**** Document passage ****

Is Greece Greasing the Gears for a Deal With Its European Creditors?



MARKET ROUNDUP
Dow -42.17 to 18,037.97
S&P 500 -8.77 to 2,108.92
Nasdaq -31.83 to 5,060.25
10-YR Yield +.007 to 1.924%
Gold +$26.50 to $1,201.50
Crude Oil -$0.37 to $56.78

Is Greece greasing the gears for a deal with its European creditors?
That’s what markets started betting on today, after Prime Minister Alexis Tsipras sidelined his controversial Finance Minister Yanis Varoufakis. Specifically, he boosted the negotiating role of a deputy foreign minister and changed the responsibilities of two other Greek representatives.

The moves are a clear attempt to placate European officials fed up with the fiery and controversial Varoufakis. And they had the desired effect — sending Greek stocks and bonds sharply higher on the day. That buying spilled over into the euro currency and U.S. stocks, both of which advanced sharply.
What’s the problem with Varoufakis? In the words of euro-zone finance ministers, he’s a “time-waster, gambler, and amateur,” according to media reports. Talks in Latvia late last week devolved into a finger-pointing session, with Varoufakis taking the brunt of Europe’s anger.
Greece needs to come up with 1.5 billion euros for pensioners and employees this week.
It’s not like Greece has time to fiddle while Athens’ finances burn. The country has to pay 1.5 billion euros to pensioners and employees this week, and it needs to cough up another 200 million euros to the International Monetary Fund (IMF) in early May.
Plus, signs are emerging that Greece’s hard-line negotiating stance is losing favor with the country’s citizens. Two new polls in Greece suggest they want Tsipras to strike a more conciliatory tone to get a deal done and keep Greece in the euro currency union.
So what does this mean for investors like you? Well, the various negative headlines out of Europe have been having less and less of an impact on world markets over time. That’s because policymakers have taken several steps over the past couple of years to lessen the fallout from a potential “Grexit.”

**** Dataset records ****

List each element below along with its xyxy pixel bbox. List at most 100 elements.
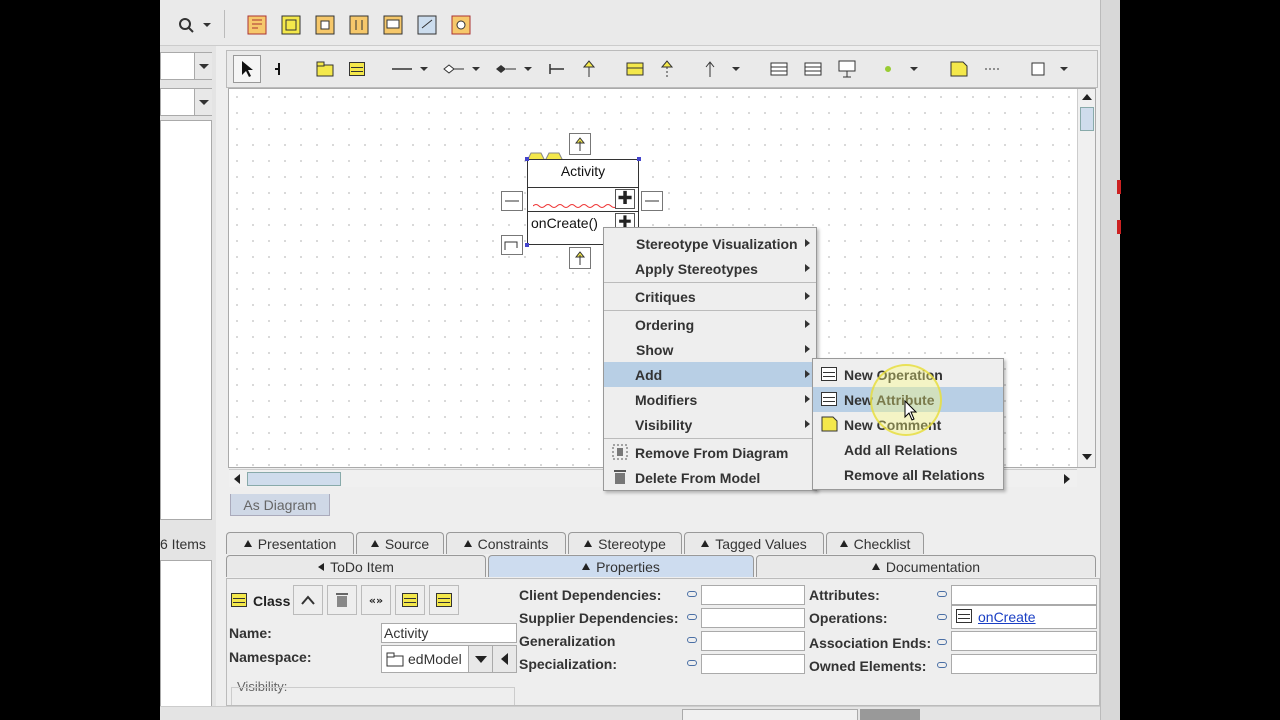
interface-tool-icon[interactable] <box>621 55 649 83</box>
operations-field[interactable]: onCreate <box>951 605 1097 629</box>
tab-as-diagram[interactable]: As Diagram <box>230 494 330 516</box>
search-dropdown-button[interactable] <box>168 12 214 38</box>
association-handle-right-icon[interactable] <box>641 191 663 211</box>
tab-tagged-values[interactable]: Tagged Values <box>684 532 824 554</box>
navigate-up-icon[interactable] <box>293 585 323 615</box>
class-diagram-icon[interactable] <box>278 12 304 38</box>
node-tool-icon[interactable] <box>877 55 923 83</box>
name-field[interactable]: Activity <box>381 623 517 643</box>
statechart-diagram-icon[interactable] <box>414 12 440 38</box>
client-deps-link-icon <box>687 591 697 597</box>
tab-properties[interactable]: Properties <box>488 555 754 577</box>
client-dependencies-field[interactable] <box>701 585 805 605</box>
supplier-dependencies-label: Supplier Dependencies: <box>519 610 679 626</box>
menu-item-delete-from-model[interactable]: Delete From Model <box>604 465 816 490</box>
new-attribute-button-icon[interactable] <box>395 585 425 615</box>
package-icon <box>386 652 404 667</box>
sequence-diagram-icon[interactable] <box>346 12 372 38</box>
comment-tool-icon[interactable] <box>945 55 973 83</box>
attribute-tool-icon[interactable] <box>765 55 793 83</box>
tab-presentation[interactable]: Presentation <box>226 532 354 554</box>
comment-link-tool-icon[interactable] <box>979 55 1007 83</box>
main-toolbar <box>160 0 1100 46</box>
generalization-link-icon <box>687 637 697 643</box>
new-operation-button-icon[interactable] <box>429 585 459 615</box>
collaboration-diagram-icon[interactable] <box>380 12 406 38</box>
self-association-handle-icon[interactable] <box>501 235 523 255</box>
argouml-window: 6 Items Activity onCreate() ✚ ✚ As Diagr… <box>160 0 1120 720</box>
class-type-icon <box>231 593 247 611</box>
vertical-scrollbar[interactable] <box>1077 89 1095 467</box>
menu-item-show[interactable]: Show <box>604 337 816 362</box>
delete-icon[interactable] <box>327 585 357 615</box>
tab-checklist[interactable]: Checklist <box>826 532 924 554</box>
specialization-link-icon <box>687 660 697 666</box>
select-tool-icon[interactable] <box>233 55 261 83</box>
association-ends-link-icon <box>937 639 947 645</box>
enumeration-tool-icon[interactable] <box>833 55 861 83</box>
owned-elements-link-icon <box>937 662 947 668</box>
operation-icon <box>956 609 972 627</box>
name-label: Name: <box>229 625 272 641</box>
broom-tool-icon[interactable] <box>265 55 293 83</box>
class-name[interactable]: Activity <box>527 163 639 179</box>
generalization-handle-bottom-icon[interactable] <box>569 247 591 269</box>
namespace-combo[interactable]: edModel <box>381 645 517 673</box>
tab-source[interactable]: Source <box>356 532 444 554</box>
specialization-field[interactable] <box>701 654 805 674</box>
menu-item-apply-stereotypes[interactable]: Apply Stereotypes <box>604 256 816 281</box>
menu-item-modifiers[interactable]: Modifiers <box>604 387 816 412</box>
menu-item-visibility[interactable]: Visibility <box>604 412 816 437</box>
association-handle-left-icon[interactable] <box>501 191 523 211</box>
realization-tool-icon[interactable] <box>653 55 681 83</box>
menu-item-critiques[interactable]: Critiques <box>604 284 816 309</box>
supplier-dependencies-field[interactable] <box>701 608 805 628</box>
enumeration-literal-icon[interactable]: «» <box>361 585 391 615</box>
add-attribute-icon[interactable]: ✚ <box>615 189 635 209</box>
attributes-link-icon <box>937 591 947 597</box>
comment-icon <box>821 416 838 432</box>
activity-diagram-icon[interactable] <box>448 12 474 38</box>
composition-tool-icon[interactable] <box>491 55 537 83</box>
attribute-icon <box>821 392 837 409</box>
attributes-field[interactable] <box>951 585 1097 605</box>
menu-item-remove-all-relations[interactable]: Remove all Relations <box>813 462 1003 487</box>
menu-item-add[interactable]: Add <box>604 362 816 387</box>
association-ends-field[interactable] <box>951 631 1097 651</box>
association-end-tool-icon[interactable] <box>543 55 571 83</box>
operation-link-oncreate[interactable]: onCreate <box>978 609 1036 625</box>
attribute-compartment <box>533 204 615 208</box>
menu-item-ordering[interactable]: Ordering <box>604 312 816 337</box>
menu-item-stereotype-visualization[interactable]: Stereotype Visualization <box>604 231 816 256</box>
tab-stereotype[interactable]: Stereotype <box>568 532 682 554</box>
tab-documentation[interactable]: Documentation <box>756 555 1096 577</box>
namespace-label: Namespace: <box>229 649 312 665</box>
operation-tool-icon[interactable] <box>799 55 827 83</box>
explorer-tree[interactable] <box>160 120 212 520</box>
dependency-tool-icon[interactable] <box>699 55 745 83</box>
package-tool-icon[interactable] <box>311 55 339 83</box>
association-tool-icon[interactable] <box>387 55 433 83</box>
usecase-diagram-icon[interactable] <box>312 12 338 38</box>
owned-elements-label: Owned Elements: <box>809 658 927 674</box>
tab-constraints[interactable]: Constraints <box>446 532 566 554</box>
perspective-combo[interactable] <box>160 52 212 80</box>
details-pane: Presentation Source Constraints Stereoty… <box>226 524 1100 708</box>
generalization-label: Generalization <box>519 633 616 649</box>
shape-tool-icon[interactable] <box>1027 55 1073 83</box>
menu-item-remove-from-diagram[interactable]: Remove From Diagram <box>604 440 816 465</box>
owned-elements-field[interactable] <box>951 654 1097 674</box>
menu-item-add-all-relations[interactable]: Add all Relations <box>813 437 1003 462</box>
new-diagram-icon[interactable] <box>244 12 270 38</box>
operation-icon <box>821 367 837 384</box>
todo-list[interactable] <box>160 560 212 720</box>
order-combo[interactable] <box>160 88 212 116</box>
operation-oncreate[interactable]: onCreate() <box>531 215 598 231</box>
class-tool-icon[interactable] <box>343 55 371 83</box>
generalization-handle-top-icon[interactable] <box>569 133 591 155</box>
operations-link-icon <box>937 614 947 620</box>
generalization-tool-icon[interactable] <box>575 55 603 83</box>
aggregation-tool-icon[interactable] <box>439 55 485 83</box>
tab-todo-item[interactable]: ToDo Item <box>226 555 486 577</box>
generalization-field[interactable] <box>701 631 805 651</box>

****

Short problem 1 =>
Answer these questions from the article on Greece's debt talks:
(a) How much does Greece need to pay the International Monetary Fund in early May?
(b) According to media reports, how did euro-zone finance ministers describe Varoufakis?
(c) In which country were last week's talks held?
Short problem 2 => Please resume the article on Greece's debt talks, starting after its final sentence.

Right answer 1 =>
(a) 200 million euros
(b) As a "time-waster, gambler, and amateur"
(c) Latvia

Right answer 2 =>
But I think POSITIVE news could remove the final obstacle to a major, countertrend move higher in the euro, and a corresponding, sharp correction lower for the dollar!
Look, I’ve already highlighted how several peripheral currencies are rallying against the buck. I told you late last week how even the British pound and Canadian dollar have joined in. Then overnight, the Taiwanese dollar just surged by the most in 15 years against the dollar overnight, while the Korean won climbed to a three-month high.
“Keep a close eye on the latest news out of Greece, and be prepared to react if events pan out!”
If the euro can recapture the 1.10 level — and especially 1.12 — we’re going to see the dollar longs really start to panic. That, in turn, would be yet another positive force for everything from oil prices to emerging market shares and bonds. So keep a close eye on the latest news out of Greece, and be prepared to react if events pan out!
In the meantime, it’s your turn to speak out! Will Varoufakis’ exit help grease the wheels of any negotiation? Or is it too little, too late? What impact do you think this will have on the euro currency or the U.S. dollar? And how are you adjusting your investing strategy, if at all, to react?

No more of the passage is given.